Every entry here needs to be repeated exactly.

--- begin RAW RECORDS ---

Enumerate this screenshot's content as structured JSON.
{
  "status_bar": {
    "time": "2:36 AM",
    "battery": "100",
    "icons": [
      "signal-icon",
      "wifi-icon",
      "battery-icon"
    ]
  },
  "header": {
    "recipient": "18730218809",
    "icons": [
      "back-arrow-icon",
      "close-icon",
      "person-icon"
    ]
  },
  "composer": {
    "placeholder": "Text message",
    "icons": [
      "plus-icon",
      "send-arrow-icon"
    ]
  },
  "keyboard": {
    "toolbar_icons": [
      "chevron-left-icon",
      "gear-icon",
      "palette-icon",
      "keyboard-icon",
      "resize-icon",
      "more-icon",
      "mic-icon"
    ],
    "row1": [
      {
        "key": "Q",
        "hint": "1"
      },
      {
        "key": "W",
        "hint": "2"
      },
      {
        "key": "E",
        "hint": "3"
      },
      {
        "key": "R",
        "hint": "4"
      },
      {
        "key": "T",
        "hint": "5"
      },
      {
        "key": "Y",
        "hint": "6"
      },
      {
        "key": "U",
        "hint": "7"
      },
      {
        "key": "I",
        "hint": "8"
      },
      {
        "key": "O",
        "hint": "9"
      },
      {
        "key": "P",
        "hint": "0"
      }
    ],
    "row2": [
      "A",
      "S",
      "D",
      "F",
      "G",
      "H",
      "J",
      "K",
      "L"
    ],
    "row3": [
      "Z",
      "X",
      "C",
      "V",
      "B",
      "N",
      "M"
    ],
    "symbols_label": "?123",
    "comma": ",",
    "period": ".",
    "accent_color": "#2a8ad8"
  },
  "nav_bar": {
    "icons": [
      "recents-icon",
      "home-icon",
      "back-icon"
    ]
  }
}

--- end RAW RECORDS ---

COMPLETE RESPONSE »
Enumerate this screenshot's content as structured JSON.
{
  "status_bar": {
    "time": "2:36 AM",
    "battery": "100",
    "icons": [
      "signal-icon",
      "wifi-icon",
      "battery-icon"
    ]
  },
  "header": {
    "recipient": "18730218809",
    "icons": [
      "back-arrow-icon",
      "close-icon",
      "person-icon"
    ]
  },
  "composer": {
    "placeholder": "Text message",
    "icons": [
      "plus-icon",
      "send-arrow-icon"
    ]
  },
  "keyboard": {
    "toolbar_icons": [
      "chevron-left-icon",
      "gear-icon",
      "palette-icon",
      "keyboard-icon",
      "resize-icon",
      "more-icon",
      "mic-icon"
    ],
    "row1": [
      {
        "key": "Q",
        "hint": "1"
      },
      {
        "key": "W",
        "hint": "2"
      },
      {
        "key": "E",
        "hint": "3"
      },
      {
        "key": "R",
        "hint": "4"
      },
      {
        "key": "T",
        "hint": "5"
      },
      {
        "key": "Y",
        "hint": "6"
      },
      {
        "key": "U",
        "hint": "7"
      },
      {
        "key": "I",
        "hint": "8"
      },
      {
        "key": "O",
        "hint": "9"
      },
      {
        "key": "P",
        "hint": "0"
      }
    ],
    "row2": [
      "A",
      "S",
      "D",
      "F",
      "G",
      "H",
      "J",
      "K",
      "L"
    ],
    "row3": [
      "Z",
      "X",
      "C",
      "V",
      "B",
      "N",
      "M"
    ],
    "symbols_label": "?123",
    "comma": ",",
    "period": ".",
    "accent_color": "#2a8ad8"
  },
  "nav_bar": {
    "icons": [
      "recents-icon",
      "home-icon",
      "back-icon"
    ]
  }
}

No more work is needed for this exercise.